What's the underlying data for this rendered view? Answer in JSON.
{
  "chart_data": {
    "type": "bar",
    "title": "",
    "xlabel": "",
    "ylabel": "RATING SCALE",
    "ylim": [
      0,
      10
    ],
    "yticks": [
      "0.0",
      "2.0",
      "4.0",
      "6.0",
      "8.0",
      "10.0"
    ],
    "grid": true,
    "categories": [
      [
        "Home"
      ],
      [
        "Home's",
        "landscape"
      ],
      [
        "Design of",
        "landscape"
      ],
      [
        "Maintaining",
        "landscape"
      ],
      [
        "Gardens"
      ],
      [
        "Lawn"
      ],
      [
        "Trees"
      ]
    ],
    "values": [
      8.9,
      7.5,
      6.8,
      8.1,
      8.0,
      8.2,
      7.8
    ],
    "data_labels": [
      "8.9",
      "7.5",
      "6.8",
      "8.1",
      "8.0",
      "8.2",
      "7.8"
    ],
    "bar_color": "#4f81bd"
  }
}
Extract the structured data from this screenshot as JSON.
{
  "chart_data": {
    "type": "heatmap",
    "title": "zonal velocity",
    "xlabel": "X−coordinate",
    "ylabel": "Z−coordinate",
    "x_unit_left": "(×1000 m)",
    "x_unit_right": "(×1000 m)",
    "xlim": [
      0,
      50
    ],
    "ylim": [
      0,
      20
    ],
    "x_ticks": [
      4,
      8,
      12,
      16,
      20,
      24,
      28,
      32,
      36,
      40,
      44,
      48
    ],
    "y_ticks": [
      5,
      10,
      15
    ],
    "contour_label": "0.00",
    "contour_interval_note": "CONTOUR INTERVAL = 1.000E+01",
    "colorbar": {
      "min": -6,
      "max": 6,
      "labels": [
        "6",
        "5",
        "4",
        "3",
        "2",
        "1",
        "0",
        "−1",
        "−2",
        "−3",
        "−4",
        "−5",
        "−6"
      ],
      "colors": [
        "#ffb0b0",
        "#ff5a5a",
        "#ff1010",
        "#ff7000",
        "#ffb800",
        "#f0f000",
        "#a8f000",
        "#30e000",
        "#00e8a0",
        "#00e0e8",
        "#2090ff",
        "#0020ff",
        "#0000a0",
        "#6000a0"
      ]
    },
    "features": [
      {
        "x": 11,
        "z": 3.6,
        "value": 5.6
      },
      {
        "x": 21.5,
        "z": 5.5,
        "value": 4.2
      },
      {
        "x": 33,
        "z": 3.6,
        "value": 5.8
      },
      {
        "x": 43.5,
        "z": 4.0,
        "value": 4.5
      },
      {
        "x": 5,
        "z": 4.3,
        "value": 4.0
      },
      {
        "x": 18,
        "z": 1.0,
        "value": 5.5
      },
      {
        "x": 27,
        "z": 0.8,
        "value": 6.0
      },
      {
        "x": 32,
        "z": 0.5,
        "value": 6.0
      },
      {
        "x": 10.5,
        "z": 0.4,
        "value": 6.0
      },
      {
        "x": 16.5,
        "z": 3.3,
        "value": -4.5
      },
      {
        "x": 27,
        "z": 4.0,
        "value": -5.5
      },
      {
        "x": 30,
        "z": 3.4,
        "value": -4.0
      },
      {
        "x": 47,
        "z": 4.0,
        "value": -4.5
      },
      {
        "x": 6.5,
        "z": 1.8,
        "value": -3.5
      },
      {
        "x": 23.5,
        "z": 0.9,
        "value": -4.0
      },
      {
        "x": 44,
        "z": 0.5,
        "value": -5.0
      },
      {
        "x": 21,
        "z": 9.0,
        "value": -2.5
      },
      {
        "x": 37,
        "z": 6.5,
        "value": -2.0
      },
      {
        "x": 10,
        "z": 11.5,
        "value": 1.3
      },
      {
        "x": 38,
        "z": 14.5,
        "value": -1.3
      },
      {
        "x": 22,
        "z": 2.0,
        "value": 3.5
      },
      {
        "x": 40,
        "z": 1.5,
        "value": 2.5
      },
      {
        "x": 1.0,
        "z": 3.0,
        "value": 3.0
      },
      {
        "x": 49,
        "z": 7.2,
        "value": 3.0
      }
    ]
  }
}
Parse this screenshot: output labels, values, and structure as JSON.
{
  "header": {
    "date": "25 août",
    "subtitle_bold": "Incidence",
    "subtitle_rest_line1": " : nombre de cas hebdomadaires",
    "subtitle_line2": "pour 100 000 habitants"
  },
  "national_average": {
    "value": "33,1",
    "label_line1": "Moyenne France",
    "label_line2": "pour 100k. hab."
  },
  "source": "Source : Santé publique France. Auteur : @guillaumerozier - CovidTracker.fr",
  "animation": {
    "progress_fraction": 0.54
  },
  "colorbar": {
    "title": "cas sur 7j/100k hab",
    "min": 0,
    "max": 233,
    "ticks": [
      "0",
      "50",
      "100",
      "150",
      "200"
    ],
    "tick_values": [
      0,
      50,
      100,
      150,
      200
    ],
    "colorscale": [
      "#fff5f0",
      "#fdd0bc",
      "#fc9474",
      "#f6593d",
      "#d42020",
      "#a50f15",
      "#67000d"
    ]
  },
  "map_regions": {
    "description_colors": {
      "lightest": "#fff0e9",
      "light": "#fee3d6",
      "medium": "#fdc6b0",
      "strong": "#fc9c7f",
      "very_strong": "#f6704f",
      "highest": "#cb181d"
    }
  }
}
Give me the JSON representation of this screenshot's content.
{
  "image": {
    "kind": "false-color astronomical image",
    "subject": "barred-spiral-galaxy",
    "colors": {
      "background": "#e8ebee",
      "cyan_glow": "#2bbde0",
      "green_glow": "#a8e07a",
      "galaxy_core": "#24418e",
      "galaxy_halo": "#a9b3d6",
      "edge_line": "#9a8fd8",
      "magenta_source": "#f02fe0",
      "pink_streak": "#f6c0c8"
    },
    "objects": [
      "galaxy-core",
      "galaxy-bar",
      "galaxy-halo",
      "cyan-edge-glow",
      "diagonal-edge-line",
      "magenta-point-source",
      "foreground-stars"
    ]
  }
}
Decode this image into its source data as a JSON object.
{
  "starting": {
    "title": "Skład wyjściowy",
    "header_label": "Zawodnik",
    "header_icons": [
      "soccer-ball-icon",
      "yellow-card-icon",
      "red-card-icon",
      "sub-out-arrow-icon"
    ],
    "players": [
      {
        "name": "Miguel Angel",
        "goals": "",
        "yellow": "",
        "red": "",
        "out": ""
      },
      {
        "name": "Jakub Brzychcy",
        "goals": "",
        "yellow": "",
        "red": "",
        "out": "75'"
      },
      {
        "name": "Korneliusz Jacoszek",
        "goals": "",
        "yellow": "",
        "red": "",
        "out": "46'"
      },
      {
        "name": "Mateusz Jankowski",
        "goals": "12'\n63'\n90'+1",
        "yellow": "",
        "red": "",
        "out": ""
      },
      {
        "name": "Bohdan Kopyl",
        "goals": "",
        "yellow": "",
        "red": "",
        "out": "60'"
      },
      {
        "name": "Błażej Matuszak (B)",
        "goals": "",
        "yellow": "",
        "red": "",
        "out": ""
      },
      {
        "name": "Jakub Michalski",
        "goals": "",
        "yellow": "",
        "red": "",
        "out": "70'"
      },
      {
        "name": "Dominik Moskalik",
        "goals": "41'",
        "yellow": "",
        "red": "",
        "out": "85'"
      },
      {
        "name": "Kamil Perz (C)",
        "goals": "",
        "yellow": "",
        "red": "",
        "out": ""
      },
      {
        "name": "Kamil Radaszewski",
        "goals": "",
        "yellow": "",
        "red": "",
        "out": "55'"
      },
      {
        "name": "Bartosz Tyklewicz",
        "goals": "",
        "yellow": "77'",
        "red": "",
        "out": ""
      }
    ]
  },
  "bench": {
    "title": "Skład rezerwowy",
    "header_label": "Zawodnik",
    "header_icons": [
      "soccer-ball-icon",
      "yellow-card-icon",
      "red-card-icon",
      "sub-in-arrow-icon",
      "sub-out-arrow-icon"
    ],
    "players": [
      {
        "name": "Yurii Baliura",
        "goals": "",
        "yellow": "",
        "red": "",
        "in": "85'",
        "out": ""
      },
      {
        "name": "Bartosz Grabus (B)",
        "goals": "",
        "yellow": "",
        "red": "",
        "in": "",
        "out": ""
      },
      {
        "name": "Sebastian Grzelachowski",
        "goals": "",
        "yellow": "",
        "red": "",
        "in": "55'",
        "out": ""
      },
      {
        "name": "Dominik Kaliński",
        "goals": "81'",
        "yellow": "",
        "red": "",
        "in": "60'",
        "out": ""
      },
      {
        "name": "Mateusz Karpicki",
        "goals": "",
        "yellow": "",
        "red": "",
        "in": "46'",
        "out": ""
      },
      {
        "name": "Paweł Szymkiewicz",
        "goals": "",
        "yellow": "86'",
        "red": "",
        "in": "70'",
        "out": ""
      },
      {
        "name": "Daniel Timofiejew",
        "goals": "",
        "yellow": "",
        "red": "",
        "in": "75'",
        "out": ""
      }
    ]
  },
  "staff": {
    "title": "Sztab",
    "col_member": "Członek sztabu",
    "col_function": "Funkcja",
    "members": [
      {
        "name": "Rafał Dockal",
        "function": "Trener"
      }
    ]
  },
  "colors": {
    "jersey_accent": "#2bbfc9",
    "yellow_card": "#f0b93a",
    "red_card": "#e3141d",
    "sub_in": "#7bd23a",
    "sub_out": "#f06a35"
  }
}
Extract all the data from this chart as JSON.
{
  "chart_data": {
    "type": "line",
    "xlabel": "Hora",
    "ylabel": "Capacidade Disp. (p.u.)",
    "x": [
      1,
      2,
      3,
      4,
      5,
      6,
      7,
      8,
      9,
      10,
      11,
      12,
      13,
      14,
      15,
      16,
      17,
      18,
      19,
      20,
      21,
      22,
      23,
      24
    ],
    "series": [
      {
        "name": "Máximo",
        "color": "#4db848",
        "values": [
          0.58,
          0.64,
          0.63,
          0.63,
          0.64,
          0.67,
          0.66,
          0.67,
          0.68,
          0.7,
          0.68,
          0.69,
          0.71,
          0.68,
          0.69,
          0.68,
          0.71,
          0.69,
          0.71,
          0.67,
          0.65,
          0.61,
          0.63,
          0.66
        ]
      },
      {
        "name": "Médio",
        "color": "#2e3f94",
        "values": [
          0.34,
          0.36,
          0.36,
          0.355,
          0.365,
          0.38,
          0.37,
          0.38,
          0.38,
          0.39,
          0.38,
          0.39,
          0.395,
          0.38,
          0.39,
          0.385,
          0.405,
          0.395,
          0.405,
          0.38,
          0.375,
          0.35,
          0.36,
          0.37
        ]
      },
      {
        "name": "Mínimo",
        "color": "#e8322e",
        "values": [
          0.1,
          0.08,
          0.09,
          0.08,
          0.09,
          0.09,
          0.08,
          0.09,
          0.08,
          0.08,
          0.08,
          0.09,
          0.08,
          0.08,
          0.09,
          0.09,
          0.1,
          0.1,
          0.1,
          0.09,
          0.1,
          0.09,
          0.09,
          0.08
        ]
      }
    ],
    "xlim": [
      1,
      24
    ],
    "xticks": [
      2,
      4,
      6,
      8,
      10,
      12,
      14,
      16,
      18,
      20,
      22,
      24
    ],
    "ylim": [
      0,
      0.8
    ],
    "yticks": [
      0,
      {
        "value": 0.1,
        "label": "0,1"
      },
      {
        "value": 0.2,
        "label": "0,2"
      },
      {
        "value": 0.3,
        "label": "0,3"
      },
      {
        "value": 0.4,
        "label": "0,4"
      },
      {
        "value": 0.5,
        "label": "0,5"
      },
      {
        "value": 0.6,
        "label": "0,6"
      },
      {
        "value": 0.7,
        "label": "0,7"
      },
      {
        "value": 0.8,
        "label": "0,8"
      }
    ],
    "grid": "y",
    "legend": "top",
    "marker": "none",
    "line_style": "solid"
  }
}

---------------

■ **WHAT IS BEING ASKED**: Report how many lines of the entries hold the word "Extract". Nothing else is needed.

■ **SOLUTION FOR THIS TASK**: 2